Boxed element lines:
______________________________

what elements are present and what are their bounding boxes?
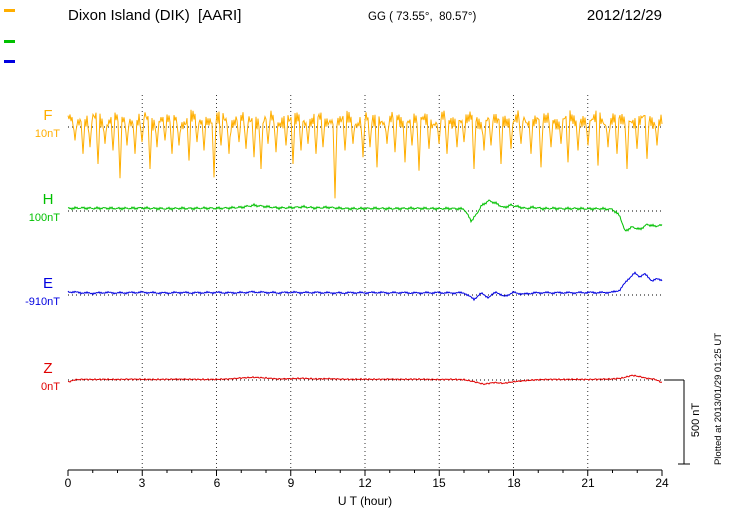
series-label-h: H — [42, 191, 54, 208]
geographic-coords: GG ( 73.55°, 80.57°) — [368, 11, 477, 23]
x-tick-label: 3 — [138, 476, 146, 490]
series-label-f: F — [43, 107, 53, 124]
x-tick-label: 15 — [432, 476, 446, 490]
series-baseline-label-z: 0nT — [41, 381, 60, 393]
x-tick-label: 12 — [358, 476, 372, 490]
series-baseline-label-f: 10nT — [34, 128, 60, 140]
x-tick-label: 24 — [655, 476, 669, 490]
series-baseline-label-e: -910nT — [25, 296, 60, 308]
x-tick-label: 18 — [507, 476, 521, 490]
plot-timestamp-note: Plotted at 2013/01/29 01:25 UT — [713, 332, 724, 466]
scale-bar-label: 500 nT — [690, 402, 702, 438]
station-title: Dixon Island (DIK) [AARI] — [68, 7, 242, 24]
series-label-z: Z — [43, 360, 53, 377]
x-tick-label: 21 — [581, 476, 595, 490]
x-axis-label: U T (hour) — [337, 494, 393, 508]
x-tick-label: 0 — [64, 476, 72, 490]
plot-date: 2012/12/29 — [586, 7, 662, 24]
x-tick-label: 9 — [287, 476, 295, 490]
series-baseline-label-h: 100nT — [28, 212, 60, 224]
series-label-e: E — [42, 275, 53, 292]
x-tick-label: 6 — [213, 476, 221, 490]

______________________________

** Exercise **
Copy every one of the lines above word for word, leaving out the picture.

** Solution to this problem **
what elements are present and what are their bounding boxes?
series-label-h: H — [42, 191, 54, 208]
geographic-coords: GG ( 73.55°, 80.57°) — [368, 11, 477, 23]
x-tick-label: 3 — [138, 476, 146, 490]
series-label-f: F — [43, 107, 53, 124]
x-tick-label: 15 — [432, 476, 446, 490]
series-baseline-label-z: 0nT — [41, 381, 60, 393]
x-tick-label: 12 — [358, 476, 372, 490]
series-baseline-label-f: 10nT — [34, 128, 60, 140]
x-tick-label: 24 — [655, 476, 669, 490]
series-baseline-label-e: -910nT — [25, 296, 60, 308]
x-tick-label: 18 — [507, 476, 521, 490]
plot-timestamp-note: Plotted at 2013/01/29 01:25 UT — [713, 332, 724, 466]
scale-bar-label: 500 nT — [690, 402, 702, 438]
station-title: Dixon Island (DIK) [AARI] — [68, 7, 242, 24]
series-label-z: Z — [43, 360, 53, 377]
x-tick-label: 21 — [581, 476, 595, 490]
x-axis-label: U T (hour) — [337, 494, 393, 508]
x-tick-label: 0 — [64, 476, 72, 490]
plot-date: 2012/12/29 — [586, 7, 662, 24]
x-tick-label: 9 — [287, 476, 295, 490]
series-baseline-label-h: 100nT — [28, 212, 60, 224]
series-label-e: E — [42, 275, 53, 292]
x-tick-label: 6 — [213, 476, 221, 490]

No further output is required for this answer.